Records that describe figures
____________________

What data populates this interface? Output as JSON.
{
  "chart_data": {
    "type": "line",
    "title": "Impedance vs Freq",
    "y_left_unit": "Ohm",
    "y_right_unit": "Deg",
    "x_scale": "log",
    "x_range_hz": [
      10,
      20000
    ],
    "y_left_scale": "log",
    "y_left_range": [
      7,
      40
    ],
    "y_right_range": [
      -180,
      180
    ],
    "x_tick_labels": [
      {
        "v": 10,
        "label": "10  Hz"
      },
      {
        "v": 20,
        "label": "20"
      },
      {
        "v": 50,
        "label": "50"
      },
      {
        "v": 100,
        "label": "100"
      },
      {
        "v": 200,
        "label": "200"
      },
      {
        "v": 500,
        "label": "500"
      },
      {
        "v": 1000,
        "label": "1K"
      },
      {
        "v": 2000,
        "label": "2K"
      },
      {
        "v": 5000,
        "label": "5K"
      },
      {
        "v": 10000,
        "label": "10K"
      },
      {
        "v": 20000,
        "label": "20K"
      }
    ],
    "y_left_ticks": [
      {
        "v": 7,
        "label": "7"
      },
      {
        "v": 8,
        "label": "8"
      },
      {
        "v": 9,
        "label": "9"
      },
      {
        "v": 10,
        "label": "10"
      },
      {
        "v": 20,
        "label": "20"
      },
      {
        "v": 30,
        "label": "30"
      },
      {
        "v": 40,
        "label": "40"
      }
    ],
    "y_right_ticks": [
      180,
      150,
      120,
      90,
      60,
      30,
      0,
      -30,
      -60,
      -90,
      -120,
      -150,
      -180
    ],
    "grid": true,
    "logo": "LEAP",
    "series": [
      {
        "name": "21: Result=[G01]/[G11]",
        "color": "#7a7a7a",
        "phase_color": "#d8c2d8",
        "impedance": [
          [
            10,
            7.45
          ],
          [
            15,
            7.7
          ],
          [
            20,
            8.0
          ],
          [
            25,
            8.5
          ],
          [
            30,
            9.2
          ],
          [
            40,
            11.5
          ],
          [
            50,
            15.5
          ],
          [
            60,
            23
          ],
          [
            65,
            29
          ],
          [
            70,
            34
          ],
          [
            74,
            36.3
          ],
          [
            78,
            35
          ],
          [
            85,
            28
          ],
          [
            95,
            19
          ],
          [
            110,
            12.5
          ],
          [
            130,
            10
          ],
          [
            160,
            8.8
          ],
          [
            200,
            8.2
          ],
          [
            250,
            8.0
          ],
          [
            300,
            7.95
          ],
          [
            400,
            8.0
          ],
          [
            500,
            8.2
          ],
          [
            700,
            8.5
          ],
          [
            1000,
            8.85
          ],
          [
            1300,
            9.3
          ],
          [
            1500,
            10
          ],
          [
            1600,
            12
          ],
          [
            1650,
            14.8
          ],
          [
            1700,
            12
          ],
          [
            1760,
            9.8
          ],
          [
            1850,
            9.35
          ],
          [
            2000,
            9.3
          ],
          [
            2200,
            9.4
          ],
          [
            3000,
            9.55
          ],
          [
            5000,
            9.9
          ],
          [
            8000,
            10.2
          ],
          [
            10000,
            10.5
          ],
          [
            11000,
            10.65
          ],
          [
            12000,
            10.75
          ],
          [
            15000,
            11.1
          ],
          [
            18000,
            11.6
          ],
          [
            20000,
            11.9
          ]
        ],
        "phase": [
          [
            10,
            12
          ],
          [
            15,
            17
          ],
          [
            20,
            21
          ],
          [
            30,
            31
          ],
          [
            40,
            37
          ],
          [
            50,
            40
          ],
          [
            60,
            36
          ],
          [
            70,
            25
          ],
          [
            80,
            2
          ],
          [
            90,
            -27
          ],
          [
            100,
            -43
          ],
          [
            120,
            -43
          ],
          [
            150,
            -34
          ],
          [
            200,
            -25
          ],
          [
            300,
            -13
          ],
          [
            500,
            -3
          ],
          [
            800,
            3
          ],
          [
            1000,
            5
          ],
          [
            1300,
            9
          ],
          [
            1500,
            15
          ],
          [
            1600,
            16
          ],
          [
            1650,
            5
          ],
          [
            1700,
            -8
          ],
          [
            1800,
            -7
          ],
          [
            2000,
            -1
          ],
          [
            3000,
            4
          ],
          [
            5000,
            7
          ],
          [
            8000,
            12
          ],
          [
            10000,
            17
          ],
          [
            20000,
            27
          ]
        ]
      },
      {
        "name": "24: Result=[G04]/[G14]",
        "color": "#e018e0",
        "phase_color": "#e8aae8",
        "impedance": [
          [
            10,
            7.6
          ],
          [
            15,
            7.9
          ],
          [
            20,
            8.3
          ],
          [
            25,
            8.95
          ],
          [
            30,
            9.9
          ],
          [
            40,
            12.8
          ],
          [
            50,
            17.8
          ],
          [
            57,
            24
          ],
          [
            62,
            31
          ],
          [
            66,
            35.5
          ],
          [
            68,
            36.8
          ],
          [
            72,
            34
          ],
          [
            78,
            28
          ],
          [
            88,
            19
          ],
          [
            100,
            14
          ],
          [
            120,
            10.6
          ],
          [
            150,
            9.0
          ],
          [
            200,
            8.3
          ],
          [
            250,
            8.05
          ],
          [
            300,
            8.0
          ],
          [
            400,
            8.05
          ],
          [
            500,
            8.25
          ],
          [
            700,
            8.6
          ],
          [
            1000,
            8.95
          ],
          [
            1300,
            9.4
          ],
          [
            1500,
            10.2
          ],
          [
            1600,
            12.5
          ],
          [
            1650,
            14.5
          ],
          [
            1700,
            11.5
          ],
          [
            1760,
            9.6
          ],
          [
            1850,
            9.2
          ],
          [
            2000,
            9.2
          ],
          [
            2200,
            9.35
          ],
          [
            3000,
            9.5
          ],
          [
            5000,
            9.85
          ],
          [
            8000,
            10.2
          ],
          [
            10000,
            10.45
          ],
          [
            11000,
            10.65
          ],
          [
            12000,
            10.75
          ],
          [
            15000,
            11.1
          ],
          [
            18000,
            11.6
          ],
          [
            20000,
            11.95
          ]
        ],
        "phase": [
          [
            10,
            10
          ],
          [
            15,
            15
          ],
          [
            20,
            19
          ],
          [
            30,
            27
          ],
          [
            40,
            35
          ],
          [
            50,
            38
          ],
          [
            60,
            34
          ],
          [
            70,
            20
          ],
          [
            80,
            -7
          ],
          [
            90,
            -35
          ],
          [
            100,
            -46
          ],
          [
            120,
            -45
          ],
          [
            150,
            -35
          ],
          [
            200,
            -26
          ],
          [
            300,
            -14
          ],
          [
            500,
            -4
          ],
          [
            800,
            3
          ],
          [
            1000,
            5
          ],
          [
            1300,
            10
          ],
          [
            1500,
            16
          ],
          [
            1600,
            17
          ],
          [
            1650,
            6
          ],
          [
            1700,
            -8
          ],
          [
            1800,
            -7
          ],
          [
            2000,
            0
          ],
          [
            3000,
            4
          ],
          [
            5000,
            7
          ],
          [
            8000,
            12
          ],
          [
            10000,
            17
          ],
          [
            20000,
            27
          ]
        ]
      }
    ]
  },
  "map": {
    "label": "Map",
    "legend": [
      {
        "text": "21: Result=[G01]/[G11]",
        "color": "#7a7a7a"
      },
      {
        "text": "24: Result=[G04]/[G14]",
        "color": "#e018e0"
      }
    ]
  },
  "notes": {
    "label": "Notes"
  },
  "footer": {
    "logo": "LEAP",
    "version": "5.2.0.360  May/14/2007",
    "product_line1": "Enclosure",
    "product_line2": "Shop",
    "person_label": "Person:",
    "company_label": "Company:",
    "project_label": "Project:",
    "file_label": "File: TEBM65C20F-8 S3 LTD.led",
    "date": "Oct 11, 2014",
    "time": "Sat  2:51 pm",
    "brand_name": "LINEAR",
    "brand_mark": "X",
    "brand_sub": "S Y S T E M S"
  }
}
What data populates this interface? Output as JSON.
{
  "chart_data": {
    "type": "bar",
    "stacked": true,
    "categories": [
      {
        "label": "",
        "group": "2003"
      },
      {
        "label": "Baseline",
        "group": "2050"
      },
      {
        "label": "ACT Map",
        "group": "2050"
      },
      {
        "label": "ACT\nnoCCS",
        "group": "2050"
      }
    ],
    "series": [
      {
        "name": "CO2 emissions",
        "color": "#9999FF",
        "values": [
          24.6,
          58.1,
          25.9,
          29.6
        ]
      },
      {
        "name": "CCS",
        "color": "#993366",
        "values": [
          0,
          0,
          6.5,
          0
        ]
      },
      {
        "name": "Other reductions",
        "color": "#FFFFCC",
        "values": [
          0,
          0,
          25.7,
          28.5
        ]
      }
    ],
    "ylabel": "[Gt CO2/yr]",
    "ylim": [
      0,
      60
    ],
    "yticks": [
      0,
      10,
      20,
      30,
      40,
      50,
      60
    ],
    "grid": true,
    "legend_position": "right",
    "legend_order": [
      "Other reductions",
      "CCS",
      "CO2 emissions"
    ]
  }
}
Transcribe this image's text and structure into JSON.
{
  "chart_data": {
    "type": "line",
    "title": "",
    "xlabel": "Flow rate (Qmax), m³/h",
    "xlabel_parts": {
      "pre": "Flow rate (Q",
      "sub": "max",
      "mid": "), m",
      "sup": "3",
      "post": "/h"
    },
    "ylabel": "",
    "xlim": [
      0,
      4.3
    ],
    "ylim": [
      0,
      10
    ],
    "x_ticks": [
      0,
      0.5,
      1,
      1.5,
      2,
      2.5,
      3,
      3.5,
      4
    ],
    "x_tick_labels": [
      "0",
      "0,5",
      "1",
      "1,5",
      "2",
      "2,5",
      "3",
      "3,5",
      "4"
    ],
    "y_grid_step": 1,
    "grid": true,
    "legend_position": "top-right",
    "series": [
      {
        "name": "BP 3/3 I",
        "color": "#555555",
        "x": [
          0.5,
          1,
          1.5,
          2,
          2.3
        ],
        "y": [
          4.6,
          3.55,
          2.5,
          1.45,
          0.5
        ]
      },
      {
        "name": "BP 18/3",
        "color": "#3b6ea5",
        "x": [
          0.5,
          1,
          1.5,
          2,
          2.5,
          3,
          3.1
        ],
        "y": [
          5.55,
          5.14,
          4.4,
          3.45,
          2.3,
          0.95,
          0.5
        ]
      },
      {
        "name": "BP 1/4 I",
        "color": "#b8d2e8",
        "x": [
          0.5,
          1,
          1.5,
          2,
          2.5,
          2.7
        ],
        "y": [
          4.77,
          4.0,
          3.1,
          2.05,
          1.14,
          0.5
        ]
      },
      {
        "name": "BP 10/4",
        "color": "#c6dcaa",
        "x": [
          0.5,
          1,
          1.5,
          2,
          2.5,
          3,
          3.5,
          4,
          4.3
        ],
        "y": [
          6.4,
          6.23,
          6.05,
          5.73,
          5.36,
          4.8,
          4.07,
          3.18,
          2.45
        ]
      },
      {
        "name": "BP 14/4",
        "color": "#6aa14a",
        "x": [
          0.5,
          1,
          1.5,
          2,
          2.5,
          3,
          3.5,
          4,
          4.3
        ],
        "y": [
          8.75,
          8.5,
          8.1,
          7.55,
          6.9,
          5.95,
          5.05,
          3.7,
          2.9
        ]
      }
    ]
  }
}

____________________

- Work to be completed
Scan the listing above. Gather each line that contains the word "reductions".

- Task output
        "name": "Other reductions",
      "Other reductions",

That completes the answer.